**AIM OF THE EXERCISE:**
Look through the records and report how many lines include the word "changes", with no other words.
*****
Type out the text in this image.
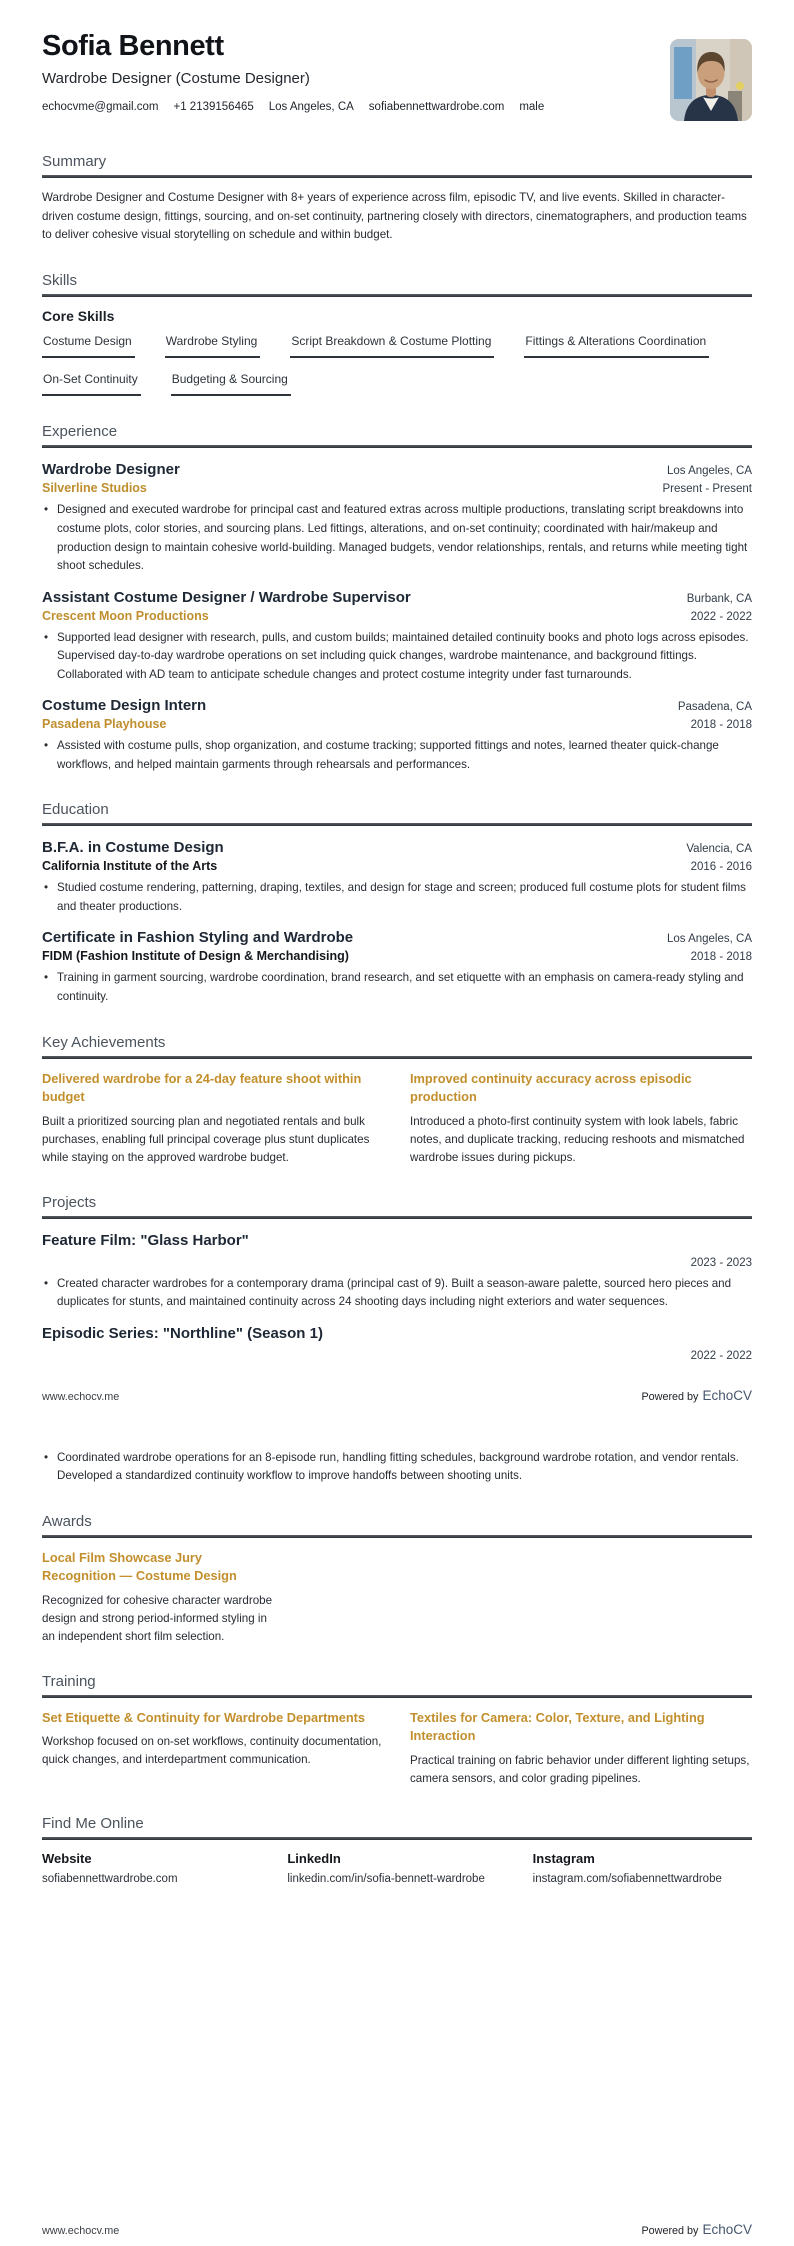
Sofia Bennett
Wardrobe Designer (Costume Designer)
echocvme@gmail.com +1 2139156465 Los Angeles, CA sofiabennettwardrobe.com male
Summary
Wardrobe Designer and Costume Designer with 8+ years of experience across film, episodic TV, and live events. Skilled in character-driven costume design, fittings, sourcing, and on-set continuity, partnering closely with directors, cinematographers, and production teams to deliver cohesive visual storytelling on schedule and within budget.
Skills
Core Skills
Costume Design	Wardrobe Styling	Script Breakdown & Costume Plotting	Fittings & Alterations Coordination
On-Set Continuity	Budgeting & Sourcing
Experience
Wardrobe Designer	Los Angeles, CA
Silverline Studios	Present - Present
• Designed and executed wardrobe for principal cast and featured extras across multiple productions, translating script breakdowns into costume plots, color stories, and sourcing plans. Led fittings, alterations, and on-set continuity; coordinated with hair/makeup and production design to maintain cohesive world-building. Managed budgets, vendor relationships, rentals, and returns while meeting tight shoot schedules.
Assistant Costume Designer / Wardrobe Supervisor	Burbank, CA
Crescent Moon Productions	2022 - 2022
• Supported lead designer with research, pulls, and custom builds; maintained detailed continuity books and photo logs across episodes. Supervised day-to-day wardrobe operations on set including quick changes, wardrobe maintenance, and background fittings. Collaborated with AD team to anticipate schedule changes and protect costume integrity under fast turnarounds.
Costume Design Intern	Pasadena, CA
Pasadena Playhouse	2018 - 2018
• Assisted with costume pulls, shop organization, and costume tracking; supported fittings and notes, learned theater quick-change workflows, and helped maintain garments through rehearsals and performances.
Education
B.F.A. in Costume Design	Valencia, CA
California Institute of the Arts	2016 - 2016
• Studied costume rendering, patterning, draping, textiles, and design for stage and screen; produced full costume plots for student films and theater productions.
Certificate in Fashion Styling and Wardrobe	Los Angeles, CA
FIDM (Fashion Institute of Design & Merchandising)	2018 - 2018
• Training in garment sourcing, wardrobe coordination, brand research, and set etiquette with an emphasis on camera-ready styling and continuity.
Key Achievements
Delivered wardrobe for a 24-day feature shoot within budget
Built a prioritized sourcing plan and negotiated rentals and bulk purchases, enabling full principal coverage plus stunt duplicates while staying on the approved wardrobe budget.
Improved continuity accuracy across episodic production
Introduced a photo-first continuity system with look labels, fabric notes, and duplicate tracking, reducing reshoots and mismatched wardrobe issues during pickups.
Projects
Feature Film: "Glass Harbor"
2023 - 2023
• Created character wardrobes for a contemporary drama (principal cast of 9). Built a season-aware palette, sourced hero pieces and duplicates for stunts, and maintained continuity across 24 shooting days including night exteriors and water sequences.
Episodic Series: "Northline" (Season 1)
2022 - 2022
www.echocv.me	Powered by EchoCV
• Coordinated wardrobe operations for an 8-episode run, handling fitting schedules, background wardrobe rotation, and vendor rentals. Developed a standardized continuity workflow to improve handoffs between shooting units.
Awards
Local Film Showcase Jury Recognition — Costume Design
Recognized for cohesive character wardrobe design and strong period-informed styling in an independent short film selection.
Training
Set Etiquette & Continuity for Wardrobe Departments
Workshop focused on on-set workflows, continuity documentation, quick changes, and interdepartment communication.
Textiles for Camera: Color, Texture, and Lighting Interaction
Practical training on fabric behavior under different lighting setups, camera sensors, and color grading pipelines.
Find Me Online
Website
sofiabennettwardrobe.com
LinkedIn
linkedin.com/in/sofia-bennett-wardrobe
Instagram
instagram.com/sofiabennettwardrobe
www.echocv.me	Powered by EchoCV
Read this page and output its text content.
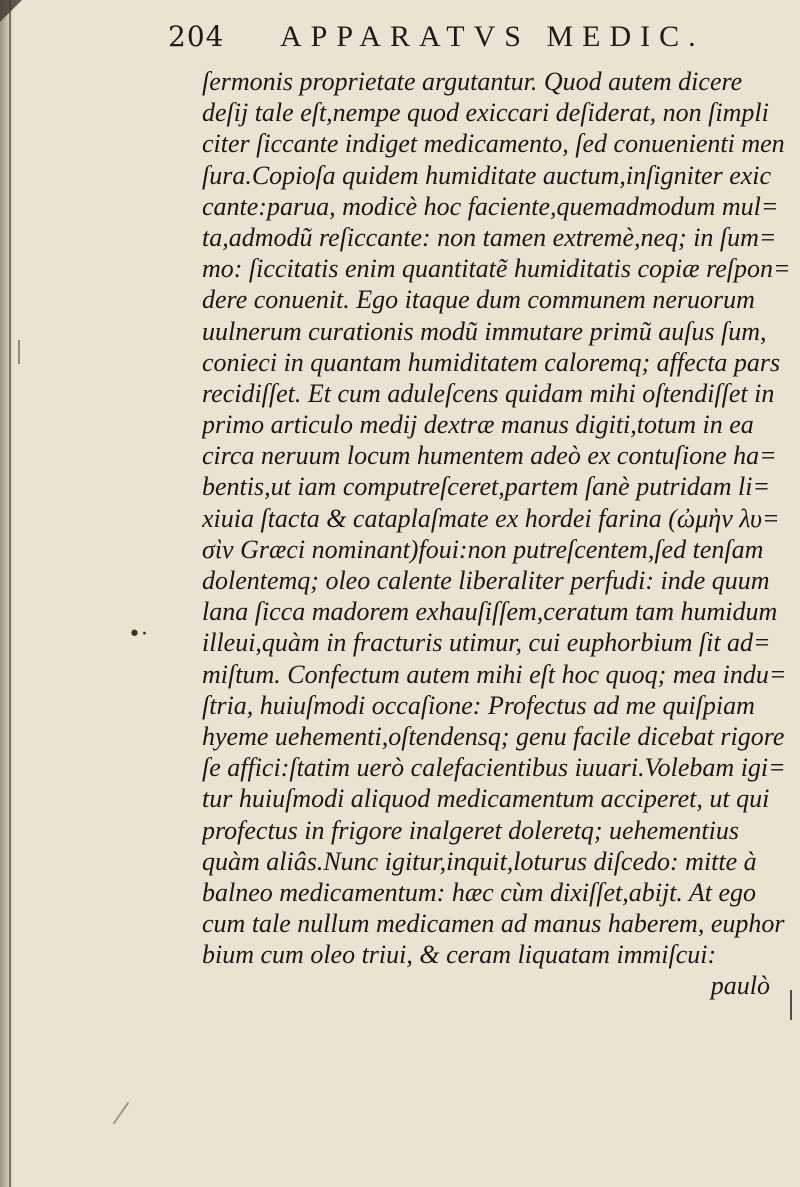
204 APPARATVS MEDIC.
ſermonis proprietate argutantur. Quod autem dicere
deſij tale eſt,nempe quod exiccari deſiderat, non ſimpli
citer ſiccante indiget medicamento, ſed conuenienti men
ſura.Copioſa quidem humiditate auctum,inſigniter exic
cante:parua, modicè hoc faciente,quemadmodum mul=
ta,admodũ reſiccante: non tamen extremè,neq; in ſum=
mo: ſiccitatis enim quantitatẽ humiditatis copiæ reſpon=
dere conuenit. Ego itaque dum communem neruorum
uulnerum curationis modũ immutare primũ auſus ſum,
conieci in quantam humiditatem caloremq; affecta pars
recidiſſet. Et cum aduleſcens quidam mihi oſtendiſſet in
primo articulo medij dextræ manus digiti,totum in ea
circa neruum locum humentem adeò ex contuſione ha=
bentis,ut iam computreſceret,partem ſanè putridam li=
xiuia ſtacta & cataplaſmate ex hordei farina (ὠμὴν λυ=
σὶν Græci nominant)foui:non putreſcentem,ſed tenſam
dolentemq; oleo calente liberaliter perfudi: inde quum
lana ſicca madorem exhauſiſſem,ceratum tam humidum
illeui,quàm in fracturis utimur, cui euphorbium ſit ad=
miſtum. Confectum autem mihi eſt hoc quoq; mea indu=
ſtria, huiuſmodi occaſione: Profectus ad me quiſpiam
hyeme uehementi,oſtendensq; genu facile dicebat rigore
ſe affici:ſtatim uerò calefacientibus iuuari.Volebam igi=
tur huiuſmodi aliquod medicamentum acciperet, ut qui
profectus in frigore inalgeret doleretq; uehementius
quàm aliâs.Nunc igitur,inquit,loturus diſcedo: mitte à
balneo medicamentum: hæc cùm dixiſſet,abijt. At ego
cum tale nullum medicamen ad manus haberem, euphor
bium cum oleo triui, & ceram liquatam immiſcui:
paulò
•·
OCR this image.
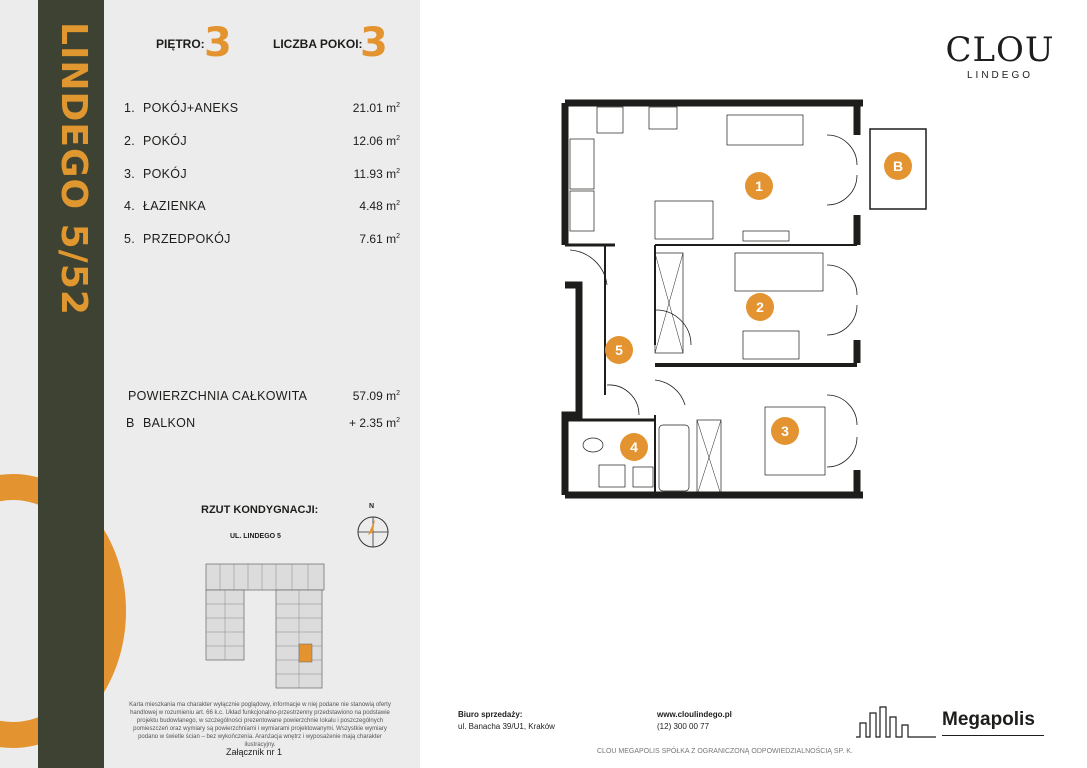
LINDEGO 5/52	PIĘTRO: 3	LICZBA POKOI:
3
1. POKÓJ+ANEKS	21.01 $m^2$
2. POKÓJ	12.06 $m^2$
3. POKÓJ	11.93 $m^2$
4. ŁAZIENKA	4.48 $m^2$
5. PRZEDPOKÓJ	7.61 $m^2$
POWIERZCHNIA CAŁKOWITA	57.09 $m^2$
B BALKON	+ 2.35 $m^2$
RZUT KONDYGNACJI:
UL. LINDEGO 5
N
Karta mieszkania ma charakter wyłącznie poglądowy, informacje w niej podane nie stanowią oferty handlowej w rozumieniu art. 66 k.c. Układ funkcjonalno-przestrzenny przedstawiono na podstawie projektu budowlanego, w szczególności prezentowane powierzchnie lokalu i poszczególnych pomieszczeń oraz wymiary są powierzchniami i wymiarami projektowanymi. Wszystkie wymiary podano w świetle ścian – bez wykończenia. Aranżacja wnętrz i wyposażenie mają charakter ilustracyjny.
Załącznik nr 1
1
2
3
4
5
B
CLOU
LINDEGO
Biuro sprzedaży:
ul. Banacha 39/U1, Kraków
www.cloulindego.pl
(12) 300 00 77
CLOU MEGAPOLIS SPÓŁKA Z OGRANICZONĄ ODPOWIEDZIALNOŚCIĄ SP. K.
Megapolis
*****
**THE SOLUTION:**
2